INPUT RECORDS |

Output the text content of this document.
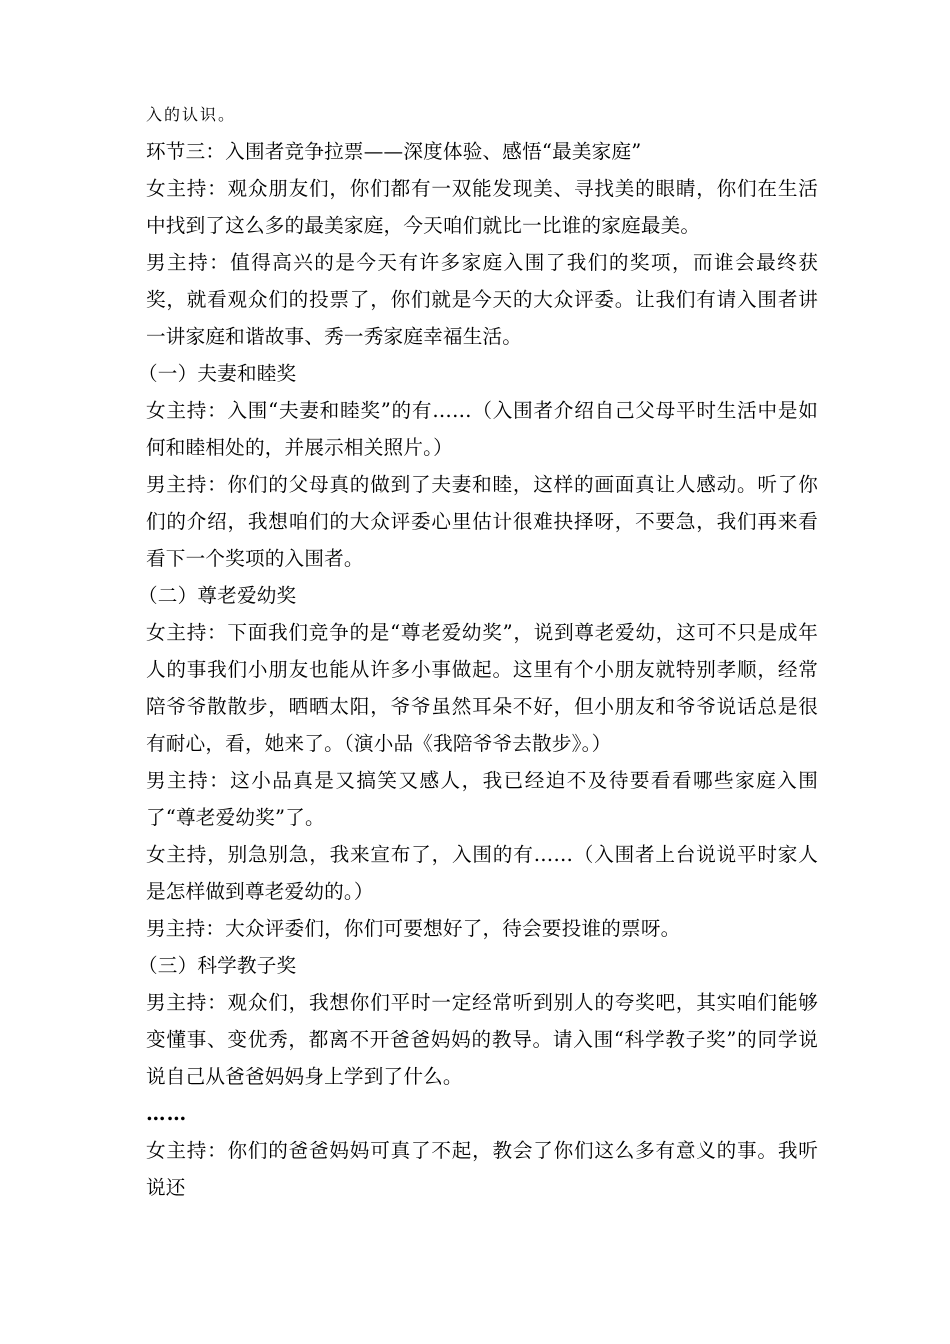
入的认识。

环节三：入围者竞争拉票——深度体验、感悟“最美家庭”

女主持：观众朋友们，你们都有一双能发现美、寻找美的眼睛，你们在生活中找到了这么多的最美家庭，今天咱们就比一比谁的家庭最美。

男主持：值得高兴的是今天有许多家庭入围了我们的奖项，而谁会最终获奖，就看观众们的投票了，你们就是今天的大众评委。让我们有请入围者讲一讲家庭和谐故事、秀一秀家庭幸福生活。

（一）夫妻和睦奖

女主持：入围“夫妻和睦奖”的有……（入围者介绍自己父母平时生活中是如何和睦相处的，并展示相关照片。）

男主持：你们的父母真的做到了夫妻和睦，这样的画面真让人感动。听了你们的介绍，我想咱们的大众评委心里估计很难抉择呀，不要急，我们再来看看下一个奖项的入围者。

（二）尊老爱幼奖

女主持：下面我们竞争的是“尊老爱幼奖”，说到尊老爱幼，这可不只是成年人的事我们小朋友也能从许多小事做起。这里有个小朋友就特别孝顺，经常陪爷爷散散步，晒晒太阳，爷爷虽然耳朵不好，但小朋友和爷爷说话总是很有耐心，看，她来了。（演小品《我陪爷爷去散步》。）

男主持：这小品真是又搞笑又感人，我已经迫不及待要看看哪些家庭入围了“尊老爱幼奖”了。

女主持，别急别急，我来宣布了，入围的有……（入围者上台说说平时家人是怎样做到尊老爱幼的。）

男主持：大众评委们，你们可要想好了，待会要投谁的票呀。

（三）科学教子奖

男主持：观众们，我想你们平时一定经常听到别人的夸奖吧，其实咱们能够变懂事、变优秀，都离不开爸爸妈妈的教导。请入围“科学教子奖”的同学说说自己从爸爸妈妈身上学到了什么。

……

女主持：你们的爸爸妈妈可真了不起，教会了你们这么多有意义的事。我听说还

---

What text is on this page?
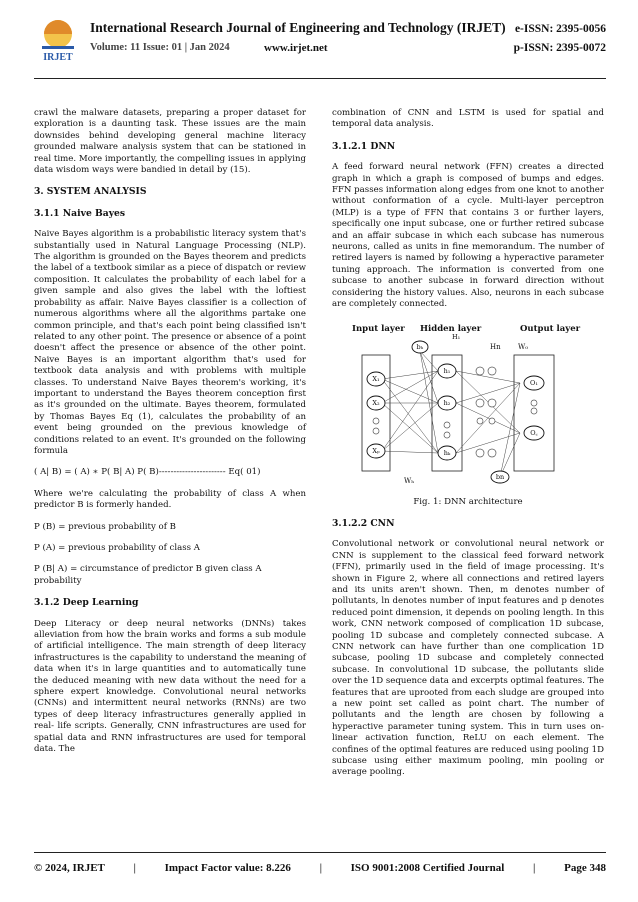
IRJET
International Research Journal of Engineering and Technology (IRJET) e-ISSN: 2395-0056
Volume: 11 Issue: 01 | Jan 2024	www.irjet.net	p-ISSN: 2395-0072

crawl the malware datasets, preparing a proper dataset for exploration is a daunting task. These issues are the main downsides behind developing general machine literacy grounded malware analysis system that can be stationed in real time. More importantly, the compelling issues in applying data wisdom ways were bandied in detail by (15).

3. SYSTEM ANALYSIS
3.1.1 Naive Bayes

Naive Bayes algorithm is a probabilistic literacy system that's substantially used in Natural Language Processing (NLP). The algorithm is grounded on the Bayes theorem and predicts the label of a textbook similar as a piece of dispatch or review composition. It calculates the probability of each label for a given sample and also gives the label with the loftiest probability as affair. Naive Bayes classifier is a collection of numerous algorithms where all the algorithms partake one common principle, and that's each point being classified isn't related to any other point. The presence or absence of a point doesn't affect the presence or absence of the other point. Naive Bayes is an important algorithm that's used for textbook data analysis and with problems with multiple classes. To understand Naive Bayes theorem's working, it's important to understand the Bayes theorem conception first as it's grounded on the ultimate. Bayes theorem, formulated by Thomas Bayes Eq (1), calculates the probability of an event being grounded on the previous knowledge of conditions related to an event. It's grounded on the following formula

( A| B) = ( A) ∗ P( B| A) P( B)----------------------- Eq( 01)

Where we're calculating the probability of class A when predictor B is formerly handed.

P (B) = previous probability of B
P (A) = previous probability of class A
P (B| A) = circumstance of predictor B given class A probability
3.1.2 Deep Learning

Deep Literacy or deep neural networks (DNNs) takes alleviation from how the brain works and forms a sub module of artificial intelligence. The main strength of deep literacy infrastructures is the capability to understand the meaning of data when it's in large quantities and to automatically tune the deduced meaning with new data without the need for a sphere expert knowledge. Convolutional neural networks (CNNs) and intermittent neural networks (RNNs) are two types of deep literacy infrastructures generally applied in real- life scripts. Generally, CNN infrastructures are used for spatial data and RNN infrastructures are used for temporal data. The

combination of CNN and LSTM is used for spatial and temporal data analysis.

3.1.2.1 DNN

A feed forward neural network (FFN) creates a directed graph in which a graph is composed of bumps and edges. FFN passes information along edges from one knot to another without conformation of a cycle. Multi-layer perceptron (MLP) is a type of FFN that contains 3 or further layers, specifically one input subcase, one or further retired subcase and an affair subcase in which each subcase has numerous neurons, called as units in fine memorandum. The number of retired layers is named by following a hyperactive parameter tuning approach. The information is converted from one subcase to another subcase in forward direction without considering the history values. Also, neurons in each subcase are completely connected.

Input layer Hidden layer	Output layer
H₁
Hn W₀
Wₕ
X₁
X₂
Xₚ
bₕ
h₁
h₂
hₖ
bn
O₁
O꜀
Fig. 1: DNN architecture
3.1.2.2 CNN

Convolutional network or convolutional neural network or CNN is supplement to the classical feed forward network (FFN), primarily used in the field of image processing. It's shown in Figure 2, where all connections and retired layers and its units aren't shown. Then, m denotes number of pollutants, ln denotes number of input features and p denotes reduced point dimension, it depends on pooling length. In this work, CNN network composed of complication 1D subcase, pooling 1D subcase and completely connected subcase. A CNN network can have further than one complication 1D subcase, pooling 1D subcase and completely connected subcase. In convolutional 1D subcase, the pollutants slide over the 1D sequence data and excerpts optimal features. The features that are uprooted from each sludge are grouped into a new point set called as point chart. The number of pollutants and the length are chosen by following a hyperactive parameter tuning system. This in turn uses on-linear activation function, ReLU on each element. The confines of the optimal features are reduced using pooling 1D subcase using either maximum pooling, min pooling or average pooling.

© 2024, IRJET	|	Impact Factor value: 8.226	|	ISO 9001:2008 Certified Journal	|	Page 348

==

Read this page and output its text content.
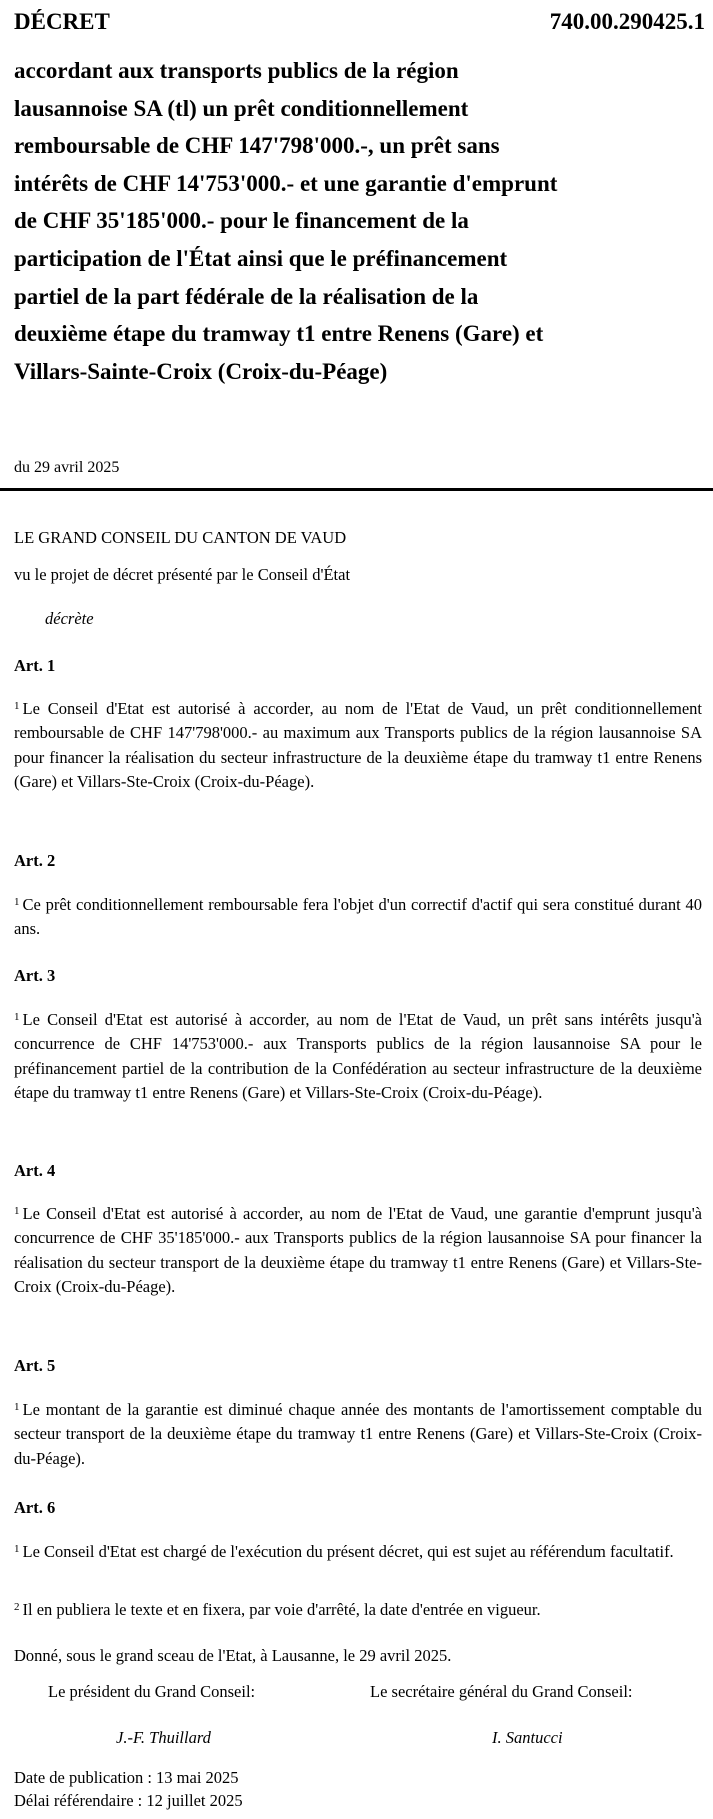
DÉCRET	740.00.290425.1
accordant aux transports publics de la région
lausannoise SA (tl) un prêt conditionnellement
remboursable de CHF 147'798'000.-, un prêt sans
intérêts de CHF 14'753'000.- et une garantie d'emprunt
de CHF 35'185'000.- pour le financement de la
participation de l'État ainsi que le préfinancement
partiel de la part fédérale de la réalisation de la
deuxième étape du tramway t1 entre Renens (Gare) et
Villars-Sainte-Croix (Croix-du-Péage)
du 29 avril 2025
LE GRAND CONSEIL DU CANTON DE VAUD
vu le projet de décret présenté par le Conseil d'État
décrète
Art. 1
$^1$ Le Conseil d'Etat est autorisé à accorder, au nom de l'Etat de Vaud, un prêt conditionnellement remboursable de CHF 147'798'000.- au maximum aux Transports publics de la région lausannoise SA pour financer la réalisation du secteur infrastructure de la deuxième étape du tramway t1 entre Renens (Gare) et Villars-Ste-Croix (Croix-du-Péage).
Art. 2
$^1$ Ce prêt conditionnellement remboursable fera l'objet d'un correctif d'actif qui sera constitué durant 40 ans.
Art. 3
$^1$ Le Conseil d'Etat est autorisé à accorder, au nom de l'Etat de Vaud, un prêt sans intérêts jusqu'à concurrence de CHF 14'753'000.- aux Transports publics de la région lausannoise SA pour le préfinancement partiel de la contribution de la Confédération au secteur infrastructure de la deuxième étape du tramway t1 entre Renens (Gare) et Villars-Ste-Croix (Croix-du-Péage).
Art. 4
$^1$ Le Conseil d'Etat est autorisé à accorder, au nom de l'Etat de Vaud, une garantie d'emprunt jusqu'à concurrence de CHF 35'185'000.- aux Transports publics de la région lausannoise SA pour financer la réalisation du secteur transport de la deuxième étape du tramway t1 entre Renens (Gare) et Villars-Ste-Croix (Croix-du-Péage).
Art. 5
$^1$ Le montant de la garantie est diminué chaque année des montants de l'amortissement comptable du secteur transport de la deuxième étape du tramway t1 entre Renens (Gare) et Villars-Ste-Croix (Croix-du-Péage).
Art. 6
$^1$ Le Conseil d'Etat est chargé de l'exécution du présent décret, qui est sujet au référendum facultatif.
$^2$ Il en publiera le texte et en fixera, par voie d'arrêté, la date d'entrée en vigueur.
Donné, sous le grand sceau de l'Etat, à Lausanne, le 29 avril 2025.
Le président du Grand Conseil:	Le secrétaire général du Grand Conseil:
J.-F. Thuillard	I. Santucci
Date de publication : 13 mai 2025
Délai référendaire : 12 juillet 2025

GOAL OF THE EXERCISE |
Looking at the data above, show all lines where the word "concurrence" occurs.

ANSWER FOR THE TASK |
$^1$ Le Conseil d'Etat est autorisé à accorder, au nom de l'Etat de Vaud, un prêt sans intérêts jusqu'à concurrence de CHF 14'753'000.- aux Transports publics de la région lausannoise SA pour le préfinancement partiel de la contribution de la Confédération au secteur infrastructure de la deuxième étape du tramway t1 entre Renens (Gare) et Villars-Ste-Croix (Croix-du-Péage).
$^1$ Le Conseil d'Etat est autorisé à accorder, au nom de l'Etat de Vaud, une garantie d'emprunt jusqu'à concurrence de CHF 35'185'000.- aux Transports publics de la région lausannoise SA pour financer la réalisation du secteur transport de la deuxième étape du tramway t1 entre Renens (Gare) et Villars-Ste-Croix (Croix-du-Péage).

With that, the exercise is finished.